Set exercise -
Copy out every record below with complete accuracy.

Record set -
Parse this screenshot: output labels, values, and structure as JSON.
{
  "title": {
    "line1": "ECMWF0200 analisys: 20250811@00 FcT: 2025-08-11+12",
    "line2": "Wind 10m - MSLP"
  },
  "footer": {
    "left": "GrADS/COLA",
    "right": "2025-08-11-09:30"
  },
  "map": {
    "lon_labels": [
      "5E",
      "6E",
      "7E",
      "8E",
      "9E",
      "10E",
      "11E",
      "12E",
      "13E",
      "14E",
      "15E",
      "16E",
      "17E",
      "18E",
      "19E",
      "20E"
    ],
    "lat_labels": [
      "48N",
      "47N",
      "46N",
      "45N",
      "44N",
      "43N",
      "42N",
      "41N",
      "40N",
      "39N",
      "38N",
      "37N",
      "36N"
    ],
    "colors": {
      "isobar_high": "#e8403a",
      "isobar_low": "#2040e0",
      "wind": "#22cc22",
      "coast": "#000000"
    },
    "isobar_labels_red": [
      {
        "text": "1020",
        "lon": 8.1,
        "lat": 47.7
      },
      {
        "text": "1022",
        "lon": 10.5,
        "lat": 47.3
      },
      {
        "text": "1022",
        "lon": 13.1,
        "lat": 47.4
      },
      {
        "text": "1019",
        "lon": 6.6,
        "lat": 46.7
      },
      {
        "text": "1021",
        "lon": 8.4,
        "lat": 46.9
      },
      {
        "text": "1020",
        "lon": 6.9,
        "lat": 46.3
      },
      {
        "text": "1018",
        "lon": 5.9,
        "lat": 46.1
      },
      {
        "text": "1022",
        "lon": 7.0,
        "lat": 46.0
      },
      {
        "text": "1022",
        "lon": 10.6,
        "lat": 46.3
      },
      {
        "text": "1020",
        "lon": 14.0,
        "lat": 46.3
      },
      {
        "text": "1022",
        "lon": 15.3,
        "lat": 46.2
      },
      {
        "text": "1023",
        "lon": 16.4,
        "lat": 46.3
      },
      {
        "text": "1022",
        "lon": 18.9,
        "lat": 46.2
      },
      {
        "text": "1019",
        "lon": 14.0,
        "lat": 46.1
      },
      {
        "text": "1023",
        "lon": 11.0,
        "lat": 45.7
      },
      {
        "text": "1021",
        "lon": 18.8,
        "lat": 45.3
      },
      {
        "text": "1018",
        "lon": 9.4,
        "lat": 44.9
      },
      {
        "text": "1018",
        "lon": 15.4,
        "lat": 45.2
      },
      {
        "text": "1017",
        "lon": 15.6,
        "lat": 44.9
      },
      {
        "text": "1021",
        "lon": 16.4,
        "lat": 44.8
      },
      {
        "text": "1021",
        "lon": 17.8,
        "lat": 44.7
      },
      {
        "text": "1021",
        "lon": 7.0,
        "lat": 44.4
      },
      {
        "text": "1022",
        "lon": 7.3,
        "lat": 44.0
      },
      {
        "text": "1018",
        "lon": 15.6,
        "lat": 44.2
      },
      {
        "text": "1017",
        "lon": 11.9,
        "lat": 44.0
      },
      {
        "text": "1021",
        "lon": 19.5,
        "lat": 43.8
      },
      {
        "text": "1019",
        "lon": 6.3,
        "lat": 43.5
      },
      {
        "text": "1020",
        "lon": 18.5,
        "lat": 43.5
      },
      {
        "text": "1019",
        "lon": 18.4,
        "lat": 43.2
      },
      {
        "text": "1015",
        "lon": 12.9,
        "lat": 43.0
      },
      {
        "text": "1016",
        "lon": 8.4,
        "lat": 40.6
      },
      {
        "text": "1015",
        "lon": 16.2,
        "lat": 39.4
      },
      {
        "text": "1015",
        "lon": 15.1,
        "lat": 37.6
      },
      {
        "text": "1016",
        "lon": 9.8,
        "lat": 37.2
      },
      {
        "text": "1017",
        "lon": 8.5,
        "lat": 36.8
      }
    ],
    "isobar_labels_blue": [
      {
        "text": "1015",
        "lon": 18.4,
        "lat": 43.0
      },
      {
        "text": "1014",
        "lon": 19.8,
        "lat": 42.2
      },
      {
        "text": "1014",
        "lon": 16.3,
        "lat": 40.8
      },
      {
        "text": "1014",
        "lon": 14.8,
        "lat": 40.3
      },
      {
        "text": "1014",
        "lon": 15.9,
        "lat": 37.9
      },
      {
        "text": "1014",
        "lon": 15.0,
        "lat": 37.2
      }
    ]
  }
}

Final result -
Parse this screenshot: output labels, values, and structure as JSON.
{
  "title": {
    "line1": "ECMWF0200 analisys: 20250811@00 FcT: 2025-08-11+12",
    "line2": "Wind 10m - MSLP"
  },
  "footer": {
    "left": "GrADS/COLA",
    "right": "2025-08-11-09:30"
  },
  "map": {
    "lon_labels": [
      "5E",
      "6E",
      "7E",
      "8E",
      "9E",
      "10E",
      "11E",
      "12E",
      "13E",
      "14E",
      "15E",
      "16E",
      "17E",
      "18E",
      "19E",
      "20E"
    ],
    "lat_labels": [
      "48N",
      "47N",
      "46N",
      "45N",
      "44N",
      "43N",
      "42N",
      "41N",
      "40N",
      "39N",
      "38N",
      "37N",
      "36N"
    ],
    "colors": {
      "isobar_high": "#e8403a",
      "isobar_low": "#2040e0",
      "wind": "#22cc22",
      "coast": "#000000"
    },
    "isobar_labels_red": [
      {
        "text": "1020",
        "lon": 8.1,
        "lat": 47.7
      },
      {
        "text": "1022",
        "lon": 10.5,
        "lat": 47.3
      },
      {
        "text": "1022",
        "lon": 13.1,
        "lat": 47.4
      },
      {
        "text": "1019",
        "lon": 6.6,
        "lat": 46.7
      },
      {
        "text": "1021",
        "lon": 8.4,
        "lat": 46.9
      },
      {
        "text": "1020",
        "lon": 6.9,
        "lat": 46.3
      },
      {
        "text": "1018",
        "lon": 5.9,
        "lat": 46.1
      },
      {
        "text": "1022",
        "lon": 7.0,
        "lat": 46.0
      },
      {
        "text": "1022",
        "lon": 10.6,
        "lat": 46.3
      },
      {
        "text": "1020",
        "lon": 14.0,
        "lat": 46.3
      },
      {
        "text": "1022",
        "lon": 15.3,
        "lat": 46.2
      },
      {
        "text": "1023",
        "lon": 16.4,
        "lat": 46.3
      },
      {
        "text": "1022",
        "lon": 18.9,
        "lat": 46.2
      },
      {
        "text": "1019",
        "lon": 14.0,
        "lat": 46.1
      },
      {
        "text": "1023",
        "lon": 11.0,
        "lat": 45.7
      },
      {
        "text": "1021",
        "lon": 18.8,
        "lat": 45.3
      },
      {
        "text": "1018",
        "lon": 9.4,
        "lat": 44.9
      },
      {
        "text": "1018",
        "lon": 15.4,
        "lat": 45.2
      },
      {
        "text": "1017",
        "lon": 15.6,
        "lat": 44.9
      },
      {
        "text": "1021",
        "lon": 16.4,
        "lat": 44.8
      },
      {
        "text": "1021",
        "lon": 17.8,
        "lat": 44.7
      },
      {
        "text": "1021",
        "lon": 7.0,
        "lat": 44.4
      },
      {
        "text": "1022",
        "lon": 7.3,
        "lat": 44.0
      },
      {
        "text": "1018",
        "lon": 15.6,
        "lat": 44.2
      },
      {
        "text": "1017",
        "lon": 11.9,
        "lat": 44.0
      },
      {
        "text": "1021",
        "lon": 19.5,
        "lat": 43.8
      },
      {
        "text": "1019",
        "lon": 6.3,
        "lat": 43.5
      },
      {
        "text": "1020",
        "lon": 18.5,
        "lat": 43.5
      },
      {
        "text": "1019",
        "lon": 18.4,
        "lat": 43.2
      },
      {
        "text": "1015",
        "lon": 12.9,
        "lat": 43.0
      },
      {
        "text": "1016",
        "lon": 8.4,
        "lat": 40.6
      },
      {
        "text": "1015",
        "lon": 16.2,
        "lat": 39.4
      },
      {
        "text": "1015",
        "lon": 15.1,
        "lat": 37.6
      },
      {
        "text": "1016",
        "lon": 9.8,
        "lat": 37.2
      },
      {
        "text": "1017",
        "lon": 8.5,
        "lat": 36.8
      }
    ],
    "isobar_labels_blue": [
      {
        "text": "1015",
        "lon": 18.4,
        "lat": 43.0
      },
      {
        "text": "1014",
        "lon": 19.8,
        "lat": 42.2
      },
      {
        "text": "1014",
        "lon": 16.3,
        "lat": 40.8
      },
      {
        "text": "1014",
        "lon": 14.8,
        "lat": 40.3
      },
      {
        "text": "1014",
        "lon": 15.9,
        "lat": 37.9
      },
      {
        "text": "1014",
        "lon": 15.0,
        "lat": 37.2
      }
    ]
  }
}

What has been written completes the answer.